* PROBLEM STATEMENT *
Check each line of the data for "this" and select those that have it.
------------------------------------------------------------
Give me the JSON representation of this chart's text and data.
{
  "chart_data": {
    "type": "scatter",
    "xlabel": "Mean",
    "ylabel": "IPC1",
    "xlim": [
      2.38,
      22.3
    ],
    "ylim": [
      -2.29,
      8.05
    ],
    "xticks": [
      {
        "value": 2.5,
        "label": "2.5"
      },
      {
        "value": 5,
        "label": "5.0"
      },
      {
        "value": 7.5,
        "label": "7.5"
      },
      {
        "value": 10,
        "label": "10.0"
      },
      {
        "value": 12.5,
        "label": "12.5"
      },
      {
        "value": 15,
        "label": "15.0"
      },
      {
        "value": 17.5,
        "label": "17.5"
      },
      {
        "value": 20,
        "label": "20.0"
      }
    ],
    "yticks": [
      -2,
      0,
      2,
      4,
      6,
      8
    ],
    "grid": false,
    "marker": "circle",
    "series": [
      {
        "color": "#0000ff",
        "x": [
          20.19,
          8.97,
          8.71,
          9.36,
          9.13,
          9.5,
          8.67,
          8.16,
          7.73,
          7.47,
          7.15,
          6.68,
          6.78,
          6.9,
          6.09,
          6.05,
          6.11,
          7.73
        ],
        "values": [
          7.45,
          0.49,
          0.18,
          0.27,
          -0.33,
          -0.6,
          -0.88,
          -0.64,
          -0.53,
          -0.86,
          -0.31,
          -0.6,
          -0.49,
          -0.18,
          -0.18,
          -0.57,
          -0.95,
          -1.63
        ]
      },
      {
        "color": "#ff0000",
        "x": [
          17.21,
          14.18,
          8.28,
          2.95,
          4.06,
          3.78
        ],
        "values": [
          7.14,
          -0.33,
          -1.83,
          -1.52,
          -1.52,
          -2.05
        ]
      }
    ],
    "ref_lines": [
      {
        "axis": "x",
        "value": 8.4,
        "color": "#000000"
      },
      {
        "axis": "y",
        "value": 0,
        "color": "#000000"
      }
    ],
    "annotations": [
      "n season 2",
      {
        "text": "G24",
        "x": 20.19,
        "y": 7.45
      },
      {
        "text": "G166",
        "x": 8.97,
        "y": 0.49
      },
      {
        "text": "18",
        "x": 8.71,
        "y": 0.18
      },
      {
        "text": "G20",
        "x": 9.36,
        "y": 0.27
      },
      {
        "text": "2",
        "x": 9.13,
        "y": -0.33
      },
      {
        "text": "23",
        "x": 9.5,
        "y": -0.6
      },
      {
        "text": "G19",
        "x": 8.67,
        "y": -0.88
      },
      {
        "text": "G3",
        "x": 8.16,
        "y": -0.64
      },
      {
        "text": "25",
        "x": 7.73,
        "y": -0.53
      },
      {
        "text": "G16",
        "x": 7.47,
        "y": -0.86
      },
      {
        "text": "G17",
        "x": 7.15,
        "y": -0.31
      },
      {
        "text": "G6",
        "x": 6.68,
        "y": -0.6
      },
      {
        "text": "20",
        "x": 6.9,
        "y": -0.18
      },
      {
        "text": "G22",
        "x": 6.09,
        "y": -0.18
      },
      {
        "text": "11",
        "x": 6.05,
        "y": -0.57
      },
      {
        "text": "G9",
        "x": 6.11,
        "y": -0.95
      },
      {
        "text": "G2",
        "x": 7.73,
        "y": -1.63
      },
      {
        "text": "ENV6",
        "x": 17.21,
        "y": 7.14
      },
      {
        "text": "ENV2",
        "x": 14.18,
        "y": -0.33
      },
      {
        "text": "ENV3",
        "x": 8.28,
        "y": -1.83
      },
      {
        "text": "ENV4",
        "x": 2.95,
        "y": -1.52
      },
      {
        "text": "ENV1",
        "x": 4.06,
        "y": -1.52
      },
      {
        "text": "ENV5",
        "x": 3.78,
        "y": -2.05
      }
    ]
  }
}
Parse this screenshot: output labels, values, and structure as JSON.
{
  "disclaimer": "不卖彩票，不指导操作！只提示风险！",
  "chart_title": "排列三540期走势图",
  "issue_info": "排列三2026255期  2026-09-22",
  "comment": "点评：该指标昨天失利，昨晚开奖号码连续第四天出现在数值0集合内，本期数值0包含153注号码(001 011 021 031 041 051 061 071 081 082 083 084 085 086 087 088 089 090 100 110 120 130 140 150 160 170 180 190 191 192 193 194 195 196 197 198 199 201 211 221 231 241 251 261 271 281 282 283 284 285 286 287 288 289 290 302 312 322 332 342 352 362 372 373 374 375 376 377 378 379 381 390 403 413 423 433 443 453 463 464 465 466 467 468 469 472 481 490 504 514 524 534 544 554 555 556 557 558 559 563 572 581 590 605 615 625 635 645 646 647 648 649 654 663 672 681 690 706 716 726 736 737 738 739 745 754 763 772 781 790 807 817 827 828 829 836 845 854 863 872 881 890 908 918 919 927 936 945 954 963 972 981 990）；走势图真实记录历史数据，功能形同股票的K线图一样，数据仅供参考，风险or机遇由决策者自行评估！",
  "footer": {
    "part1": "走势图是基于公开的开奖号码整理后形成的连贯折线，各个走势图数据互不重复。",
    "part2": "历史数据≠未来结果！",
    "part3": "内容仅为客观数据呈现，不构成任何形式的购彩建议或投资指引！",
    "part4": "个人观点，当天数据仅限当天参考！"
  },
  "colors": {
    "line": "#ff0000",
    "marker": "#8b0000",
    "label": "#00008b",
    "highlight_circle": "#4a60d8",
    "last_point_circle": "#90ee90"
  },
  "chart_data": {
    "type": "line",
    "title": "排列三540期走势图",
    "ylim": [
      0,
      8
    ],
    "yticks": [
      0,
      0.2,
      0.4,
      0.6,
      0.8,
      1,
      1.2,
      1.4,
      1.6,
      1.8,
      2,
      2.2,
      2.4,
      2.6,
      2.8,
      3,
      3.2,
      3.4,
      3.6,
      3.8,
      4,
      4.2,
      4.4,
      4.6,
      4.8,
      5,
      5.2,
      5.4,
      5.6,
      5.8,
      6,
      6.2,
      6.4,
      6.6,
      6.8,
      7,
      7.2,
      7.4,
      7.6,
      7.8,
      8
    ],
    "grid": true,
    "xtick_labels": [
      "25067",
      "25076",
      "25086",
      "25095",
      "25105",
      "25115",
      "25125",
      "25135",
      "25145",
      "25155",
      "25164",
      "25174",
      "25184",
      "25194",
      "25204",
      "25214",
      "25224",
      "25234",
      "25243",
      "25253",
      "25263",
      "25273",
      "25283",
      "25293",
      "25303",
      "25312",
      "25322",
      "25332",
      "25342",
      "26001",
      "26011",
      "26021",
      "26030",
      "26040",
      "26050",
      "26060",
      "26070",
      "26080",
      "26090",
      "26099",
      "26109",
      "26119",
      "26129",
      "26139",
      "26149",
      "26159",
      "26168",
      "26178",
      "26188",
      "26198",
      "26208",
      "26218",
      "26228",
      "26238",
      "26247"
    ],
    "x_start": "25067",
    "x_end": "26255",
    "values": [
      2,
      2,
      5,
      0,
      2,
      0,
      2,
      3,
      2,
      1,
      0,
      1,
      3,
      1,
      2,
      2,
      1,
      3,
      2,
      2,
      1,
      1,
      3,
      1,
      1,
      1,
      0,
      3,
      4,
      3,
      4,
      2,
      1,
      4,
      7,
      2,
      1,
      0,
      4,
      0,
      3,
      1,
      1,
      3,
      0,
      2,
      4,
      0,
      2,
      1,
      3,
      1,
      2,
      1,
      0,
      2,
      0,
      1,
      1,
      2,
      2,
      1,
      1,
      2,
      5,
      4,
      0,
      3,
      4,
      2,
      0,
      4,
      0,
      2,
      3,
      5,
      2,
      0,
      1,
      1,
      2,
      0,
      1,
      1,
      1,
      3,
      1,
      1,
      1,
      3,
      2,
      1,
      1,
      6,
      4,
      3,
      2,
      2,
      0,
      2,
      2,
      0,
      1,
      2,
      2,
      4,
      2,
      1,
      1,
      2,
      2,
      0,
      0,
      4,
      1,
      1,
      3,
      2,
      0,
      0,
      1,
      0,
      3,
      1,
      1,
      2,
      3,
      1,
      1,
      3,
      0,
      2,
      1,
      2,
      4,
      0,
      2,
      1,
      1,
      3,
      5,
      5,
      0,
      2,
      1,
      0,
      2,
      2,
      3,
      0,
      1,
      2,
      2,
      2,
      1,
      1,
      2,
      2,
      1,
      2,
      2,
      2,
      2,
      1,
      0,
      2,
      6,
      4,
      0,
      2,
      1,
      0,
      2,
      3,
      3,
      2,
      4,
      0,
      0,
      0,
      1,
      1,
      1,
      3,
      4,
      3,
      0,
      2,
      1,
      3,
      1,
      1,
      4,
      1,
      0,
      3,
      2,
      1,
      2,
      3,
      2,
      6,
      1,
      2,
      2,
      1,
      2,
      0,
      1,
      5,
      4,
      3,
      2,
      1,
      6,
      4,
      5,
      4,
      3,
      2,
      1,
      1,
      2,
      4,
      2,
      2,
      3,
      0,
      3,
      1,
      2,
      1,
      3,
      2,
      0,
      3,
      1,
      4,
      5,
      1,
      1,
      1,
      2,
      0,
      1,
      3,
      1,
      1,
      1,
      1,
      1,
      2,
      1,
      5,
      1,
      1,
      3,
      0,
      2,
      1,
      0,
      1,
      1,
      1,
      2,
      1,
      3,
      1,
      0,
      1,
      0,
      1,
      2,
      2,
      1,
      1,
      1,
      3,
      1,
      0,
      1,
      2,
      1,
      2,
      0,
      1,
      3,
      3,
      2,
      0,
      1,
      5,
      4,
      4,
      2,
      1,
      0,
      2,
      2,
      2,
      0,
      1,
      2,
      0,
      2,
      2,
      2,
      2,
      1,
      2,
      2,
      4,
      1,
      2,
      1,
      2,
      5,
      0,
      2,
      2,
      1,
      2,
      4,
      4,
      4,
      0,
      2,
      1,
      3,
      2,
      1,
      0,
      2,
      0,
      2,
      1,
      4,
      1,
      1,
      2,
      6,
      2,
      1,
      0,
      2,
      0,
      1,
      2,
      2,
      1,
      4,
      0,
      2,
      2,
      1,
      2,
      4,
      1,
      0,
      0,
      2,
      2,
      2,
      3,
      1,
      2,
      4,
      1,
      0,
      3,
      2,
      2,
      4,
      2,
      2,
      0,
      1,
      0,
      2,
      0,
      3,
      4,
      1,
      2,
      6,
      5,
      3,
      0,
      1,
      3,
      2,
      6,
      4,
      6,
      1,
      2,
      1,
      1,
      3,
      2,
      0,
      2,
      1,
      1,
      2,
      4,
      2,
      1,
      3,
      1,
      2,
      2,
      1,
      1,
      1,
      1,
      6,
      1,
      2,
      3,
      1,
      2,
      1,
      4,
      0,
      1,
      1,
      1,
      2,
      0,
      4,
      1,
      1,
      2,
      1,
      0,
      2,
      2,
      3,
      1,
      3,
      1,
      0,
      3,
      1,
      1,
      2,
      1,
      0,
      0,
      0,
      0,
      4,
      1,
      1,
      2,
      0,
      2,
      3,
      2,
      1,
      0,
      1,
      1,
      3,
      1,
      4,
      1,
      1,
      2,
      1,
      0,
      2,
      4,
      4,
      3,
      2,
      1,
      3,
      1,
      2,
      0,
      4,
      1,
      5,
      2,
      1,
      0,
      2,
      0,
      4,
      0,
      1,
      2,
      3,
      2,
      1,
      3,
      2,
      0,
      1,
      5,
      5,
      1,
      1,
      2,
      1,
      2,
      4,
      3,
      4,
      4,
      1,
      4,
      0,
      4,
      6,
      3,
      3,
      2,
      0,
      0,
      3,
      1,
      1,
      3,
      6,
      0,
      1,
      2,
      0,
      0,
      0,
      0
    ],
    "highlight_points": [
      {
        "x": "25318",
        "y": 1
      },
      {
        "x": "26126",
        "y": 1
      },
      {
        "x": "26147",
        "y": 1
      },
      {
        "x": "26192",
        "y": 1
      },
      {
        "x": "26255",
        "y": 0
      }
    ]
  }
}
------------------------------------------------------------
* FULL SOLUTION *
Give me the JSON representation of this chart's text and data.
Parse this screenshot: output labels, values, and structure as JSON.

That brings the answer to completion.